Objective:
Repeat the material exactly, leaving nothing out.
=-=-=
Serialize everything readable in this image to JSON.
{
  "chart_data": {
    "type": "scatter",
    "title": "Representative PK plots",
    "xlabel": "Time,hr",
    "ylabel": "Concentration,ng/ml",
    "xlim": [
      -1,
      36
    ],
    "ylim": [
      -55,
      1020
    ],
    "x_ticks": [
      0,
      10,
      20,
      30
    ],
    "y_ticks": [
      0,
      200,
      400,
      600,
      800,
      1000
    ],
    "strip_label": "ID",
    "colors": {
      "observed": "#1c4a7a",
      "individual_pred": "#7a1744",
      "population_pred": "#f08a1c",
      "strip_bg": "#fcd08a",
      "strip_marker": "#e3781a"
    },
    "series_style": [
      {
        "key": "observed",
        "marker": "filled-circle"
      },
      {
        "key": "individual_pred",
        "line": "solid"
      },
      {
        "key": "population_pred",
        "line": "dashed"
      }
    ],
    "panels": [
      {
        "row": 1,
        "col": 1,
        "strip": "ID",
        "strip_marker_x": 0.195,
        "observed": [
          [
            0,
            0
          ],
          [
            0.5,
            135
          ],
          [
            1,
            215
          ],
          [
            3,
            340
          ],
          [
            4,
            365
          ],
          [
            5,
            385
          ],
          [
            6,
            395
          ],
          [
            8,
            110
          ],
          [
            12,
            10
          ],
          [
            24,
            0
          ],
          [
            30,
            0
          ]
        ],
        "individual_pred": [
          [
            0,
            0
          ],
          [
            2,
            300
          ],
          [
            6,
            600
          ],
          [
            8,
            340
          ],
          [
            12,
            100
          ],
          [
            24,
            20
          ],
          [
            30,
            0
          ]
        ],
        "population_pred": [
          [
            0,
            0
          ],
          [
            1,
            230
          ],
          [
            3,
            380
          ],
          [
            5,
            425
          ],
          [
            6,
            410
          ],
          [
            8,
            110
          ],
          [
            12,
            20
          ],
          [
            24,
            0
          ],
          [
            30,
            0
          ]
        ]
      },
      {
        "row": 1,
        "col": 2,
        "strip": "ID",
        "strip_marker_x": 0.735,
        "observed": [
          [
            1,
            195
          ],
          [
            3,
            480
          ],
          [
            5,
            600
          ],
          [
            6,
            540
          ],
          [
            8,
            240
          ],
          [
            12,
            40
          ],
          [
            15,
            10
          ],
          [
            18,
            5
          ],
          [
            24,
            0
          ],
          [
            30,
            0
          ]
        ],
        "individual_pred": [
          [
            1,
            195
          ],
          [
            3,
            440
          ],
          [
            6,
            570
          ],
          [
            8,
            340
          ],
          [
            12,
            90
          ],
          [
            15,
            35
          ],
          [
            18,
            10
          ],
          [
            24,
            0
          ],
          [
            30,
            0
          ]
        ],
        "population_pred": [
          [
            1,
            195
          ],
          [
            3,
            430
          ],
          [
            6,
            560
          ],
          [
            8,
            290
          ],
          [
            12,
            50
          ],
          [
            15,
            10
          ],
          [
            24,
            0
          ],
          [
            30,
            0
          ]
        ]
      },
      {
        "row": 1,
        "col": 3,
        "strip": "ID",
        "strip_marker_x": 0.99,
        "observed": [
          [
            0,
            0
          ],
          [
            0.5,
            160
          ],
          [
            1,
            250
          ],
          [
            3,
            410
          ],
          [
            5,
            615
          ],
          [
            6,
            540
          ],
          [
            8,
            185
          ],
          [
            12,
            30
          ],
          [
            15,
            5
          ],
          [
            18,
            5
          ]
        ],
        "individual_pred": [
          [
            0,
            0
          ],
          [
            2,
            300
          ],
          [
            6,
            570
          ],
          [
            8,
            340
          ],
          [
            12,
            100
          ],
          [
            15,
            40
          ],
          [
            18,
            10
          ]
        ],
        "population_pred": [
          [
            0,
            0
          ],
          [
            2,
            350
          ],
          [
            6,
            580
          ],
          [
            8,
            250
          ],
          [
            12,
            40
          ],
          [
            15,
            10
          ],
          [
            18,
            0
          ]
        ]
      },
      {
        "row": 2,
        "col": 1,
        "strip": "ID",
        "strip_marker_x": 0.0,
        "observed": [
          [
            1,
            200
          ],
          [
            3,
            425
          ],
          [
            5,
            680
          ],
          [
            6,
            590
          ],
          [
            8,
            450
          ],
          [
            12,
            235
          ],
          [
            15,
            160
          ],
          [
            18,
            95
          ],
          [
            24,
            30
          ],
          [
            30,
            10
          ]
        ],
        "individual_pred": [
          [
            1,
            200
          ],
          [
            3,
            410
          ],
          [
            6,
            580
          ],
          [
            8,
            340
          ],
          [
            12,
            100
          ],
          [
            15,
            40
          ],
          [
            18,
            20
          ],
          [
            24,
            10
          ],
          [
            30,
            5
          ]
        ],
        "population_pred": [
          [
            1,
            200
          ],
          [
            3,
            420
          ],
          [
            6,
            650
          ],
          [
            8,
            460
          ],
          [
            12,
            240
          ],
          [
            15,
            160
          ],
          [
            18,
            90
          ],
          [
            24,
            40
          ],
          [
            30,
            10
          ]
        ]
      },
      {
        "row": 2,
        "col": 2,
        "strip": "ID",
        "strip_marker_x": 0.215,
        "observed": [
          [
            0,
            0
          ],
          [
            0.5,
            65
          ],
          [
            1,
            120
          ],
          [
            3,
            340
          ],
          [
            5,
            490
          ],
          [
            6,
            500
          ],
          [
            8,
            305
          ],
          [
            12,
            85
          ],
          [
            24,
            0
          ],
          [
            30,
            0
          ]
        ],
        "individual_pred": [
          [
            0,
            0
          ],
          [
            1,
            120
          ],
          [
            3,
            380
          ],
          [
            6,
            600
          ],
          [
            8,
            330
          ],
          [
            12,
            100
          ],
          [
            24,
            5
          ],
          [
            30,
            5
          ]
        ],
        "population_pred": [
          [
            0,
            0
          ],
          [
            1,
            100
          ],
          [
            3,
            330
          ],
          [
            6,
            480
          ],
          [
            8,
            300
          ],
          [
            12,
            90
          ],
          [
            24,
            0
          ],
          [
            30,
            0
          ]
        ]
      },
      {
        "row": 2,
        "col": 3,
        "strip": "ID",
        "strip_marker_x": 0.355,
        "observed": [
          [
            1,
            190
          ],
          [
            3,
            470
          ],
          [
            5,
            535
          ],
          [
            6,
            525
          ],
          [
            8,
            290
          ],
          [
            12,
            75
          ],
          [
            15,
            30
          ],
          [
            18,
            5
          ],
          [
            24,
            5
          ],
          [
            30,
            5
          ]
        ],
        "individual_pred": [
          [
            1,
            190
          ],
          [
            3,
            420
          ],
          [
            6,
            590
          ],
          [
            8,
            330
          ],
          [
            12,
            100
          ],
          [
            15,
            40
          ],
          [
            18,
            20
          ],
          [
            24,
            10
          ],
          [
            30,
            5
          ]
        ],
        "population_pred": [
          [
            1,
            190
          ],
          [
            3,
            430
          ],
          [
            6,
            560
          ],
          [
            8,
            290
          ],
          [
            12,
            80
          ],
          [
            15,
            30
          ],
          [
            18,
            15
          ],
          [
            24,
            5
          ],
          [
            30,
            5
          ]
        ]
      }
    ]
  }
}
=-=-=
Solution to the problem:
Serialize everything readable in this image to JSON.
{
  "chart_data": {
    "type": "scatter",
    "title": "Representative PK plots",
    "xlabel": "Time,hr",
    "ylabel": "Concentration,ng/ml",
    "xlim": [
      -1,
      36
    ],
    "ylim": [
      -55,
      1020
    ],
    "x_ticks": [
      0,
      10,
      20,
      30
    ],
    "y_ticks": [
      0,
      200,
      400,
      600,
      800,
      1000
    ],
    "strip_label": "ID",
    "colors": {
      "observed": "#1c4a7a",
      "individual_pred": "#7a1744",
      "population_pred": "#f08a1c",
      "strip_bg": "#fcd08a",
      "strip_marker": "#e3781a"
    },
    "series_style": [
      {
        "key": "observed",
        "marker": "filled-circle"
      },
      {
        "key": "individual_pred",
        "line": "solid"
      },
      {
        "key": "population_pred",
        "line": "dashed"
      }
    ],
    "panels": [
      {
        "row": 1,
        "col": 1,
        "strip": "ID",
        "strip_marker_x": 0.195,
        "observed": [
          [
            0,
            0
          ],
          [
            0.5,
            135
          ],
          [
            1,
            215
          ],
          [
            3,
            340
          ],
          [
            4,
            365
          ],
          [
            5,
            385
          ],
          [
            6,
            395
          ],
          [
            8,
            110
          ],
          [
            12,
            10
          ],
          [
            24,
            0
          ],
          [
            30,
            0
          ]
        ],
        "individual_pred": [
          [
            0,
            0
          ],
          [
            2,
            300
          ],
          [
            6,
            600
          ],
          [
            8,
            340
          ],
          [
            12,
            100
          ],
          [
            24,
            20
          ],
          [
            30,
            0
          ]
        ],
        "population_pred": [
          [
            0,
            0
          ],
          [
            1,
            230
          ],
          [
            3,
            380
          ],
          [
            5,
            425
          ],
          [
            6,
            410
          ],
          [
            8,
            110
          ],
          [
            12,
            20
          ],
          [
            24,
            0
          ],
          [
            30,
            0
          ]
        ]
      },
      {
        "row": 1,
        "col": 2,
        "strip": "ID",
        "strip_marker_x": 0.735,
        "observed": [
          [
            1,
            195
          ],
          [
            3,
            480
          ],
          [
            5,
            600
          ],
          [
            6,
            540
          ],
          [
            8,
            240
          ],
          [
            12,
            40
          ],
          [
            15,
            10
          ],
          [
            18,
            5
          ],
          [
            24,
            0
          ],
          [
            30,
            0
          ]
        ],
        "individual_pred": [
          [
            1,
            195
          ],
          [
            3,
            440
          ],
          [
            6,
            570
          ],
          [
            8,
            340
          ],
          [
            12,
            90
          ],
          [
            15,
            35
          ],
          [
            18,
            10
          ],
          [
            24,
            0
          ],
          [
            30,
            0
          ]
        ],
        "population_pred": [
          [
            1,
            195
          ],
          [
            3,
            430
          ],
          [
            6,
            560
          ],
          [
            8,
            290
          ],
          [
            12,
            50
          ],
          [
            15,
            10
          ],
          [
            24,
            0
          ],
          [
            30,
            0
          ]
        ]
      },
      {
        "row": 1,
        "col": 3,
        "strip": "ID",
        "strip_marker_x": 0.99,
        "observed": [
          [
            0,
            0
          ],
          [
            0.5,
            160
          ],
          [
            1,
            250
          ],
          [
            3,
            410
          ],
          [
            5,
            615
          ],
          [
            6,
            540
          ],
          [
            8,
            185
          ],
          [
            12,
            30
          ],
          [
            15,
            5
          ],
          [
            18,
            5
          ]
        ],
        "individual_pred": [
          [
            0,
            0
          ],
          [
            2,
            300
          ],
          [
            6,
            570
          ],
          [
            8,
            340
          ],
          [
            12,
            100
          ],
          [
            15,
            40
          ],
          [
            18,
            10
          ]
        ],
        "population_pred": [
          [
            0,
            0
          ],
          [
            2,
            350
          ],
          [
            6,
            580
          ],
          [
            8,
            250
          ],
          [
            12,
            40
          ],
          [
            15,
            10
          ],
          [
            18,
            0
          ]
        ]
      },
      {
        "row": 2,
        "col": 1,
        "strip": "ID",
        "strip_marker_x": 0.0,
        "observed": [
          [
            1,
            200
          ],
          [
            3,
            425
          ],
          [
            5,
            680
          ],
          [
            6,
            590
          ],
          [
            8,
            450
          ],
          [
            12,
            235
          ],
          [
            15,
            160
          ],
          [
            18,
            95
          ],
          [
            24,
            30
          ],
          [
            30,
            10
          ]
        ],
        "individual_pred": [
          [
            1,
            200
          ],
          [
            3,
            410
          ],
          [
            6,
            580
          ],
          [
            8,
            340
          ],
          [
            12,
            100
          ],
          [
            15,
            40
          ],
          [
            18,
            20
          ],
          [
            24,
            10
          ],
          [
            30,
            5
          ]
        ],
        "population_pred": [
          [
            1,
            200
          ],
          [
            3,
            420
          ],
          [
            6,
            650
          ],
          [
            8,
            460
          ],
          [
            12,
            240
          ],
          [
            15,
            160
          ],
          [
            18,
            90
          ],
          [
            24,
            40
          ],
          [
            30,
            10
          ]
        ]
      },
      {
        "row": 2,
        "col": 2,
        "strip": "ID",
        "strip_marker_x": 0.215,
        "observed": [
          [
            0,
            0
          ],
          [
            0.5,
            65
          ],
          [
            1,
            120
          ],
          [
            3,
            340
          ],
          [
            5,
            490
          ],
          [
            6,
            500
          ],
          [
            8,
            305
          ],
          [
            12,
            85
          ],
          [
            24,
            0
          ],
          [
            30,
            0
          ]
        ],
        "individual_pred": [
          [
            0,
            0
          ],
          [
            1,
            120
          ],
          [
            3,
            380
          ],
          [
            6,
            600
          ],
          [
            8,
            330
          ],
          [
            12,
            100
          ],
          [
            24,
            5
          ],
          [
            30,
            5
          ]
        ],
        "population_pred": [
          [
            0,
            0
          ],
          [
            1,
            100
          ],
          [
            3,
            330
          ],
          [
            6,
            480
          ],
          [
            8,
            300
          ],
          [
            12,
            90
          ],
          [
            24,
            0
          ],
          [
            30,
            0
          ]
        ]
      },
      {
        "row": 2,
        "col": 3,
        "strip": "ID",
        "strip_marker_x": 0.355,
        "observed": [
          [
            1,
            190
          ],
          [
            3,
            470
          ],
          [
            5,
            535
          ],
          [
            6,
            525
          ],
          [
            8,
            290
          ],
          [
            12,
            75
          ],
          [
            15,
            30
          ],
          [
            18,
            5
          ],
          [
            24,
            5
          ],
          [
            30,
            5
          ]
        ],
        "individual_pred": [
          [
            1,
            190
          ],
          [
            3,
            420
          ],
          [
            6,
            590
          ],
          [
            8,
            330
          ],
          [
            12,
            100
          ],
          [
            15,
            40
          ],
          [
            18,
            20
          ],
          [
            24,
            10
          ],
          [
            30,
            5
          ]
        ],
        "population_pred": [
          [
            1,
            190
          ],
          [
            3,
            430
          ],
          [
            6,
            560
          ],
          [
            8,
            290
          ],
          [
            12,
            80
          ],
          [
            15,
            30
          ],
          [
            18,
            15
          ],
          [
            24,
            5
          ],
          [
            30,
            5
          ]
        ]
      }
    ]
  }
}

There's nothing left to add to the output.